■ Required task:
Pick out and copy every line below that has the word "algorithm".

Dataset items
--- start ---
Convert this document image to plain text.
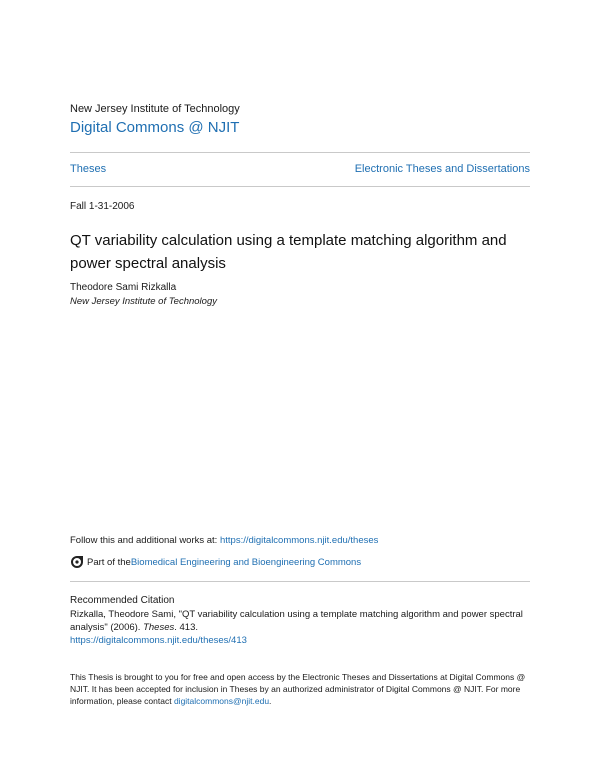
New Jersey Institute of Technology
Digital Commons @ NJIT
Theses	Electronic Theses and Dissertations
Fall 1-31-2006
QT variability calculation using a template matching algorithm and power spectral analysis
Theodore Sami Rizkalla
New Jersey Institute of Technology
Follow this and additional works at: https://digitalcommons.njit.edu/theses
Part of the Biomedical Engineering and Bioengineering Commons
Recommended Citation
Rizkalla, Theodore Sami, "QT variability calculation using a template matching algorithm and power spectral analysis" (2006). Theses. 413.
https://digitalcommons.njit.edu/theses/413
This Thesis is brought to you for free and open access by the Electronic Theses and Dissertations at Digital Commons @ NJIT. It has been accepted for inclusion in Theses by an authorized administrator of Digital Commons @ NJIT. For more information, please contact digitalcommons@njit.edu.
--- end ---
■ Exercise output:
QT variability calculation using a template matching algorithm and power spectral analysis
Rizkalla, Theodore Sami, "QT variability calculation using a template matching algorithm and power spectral analysis" (2006). Theses. 413.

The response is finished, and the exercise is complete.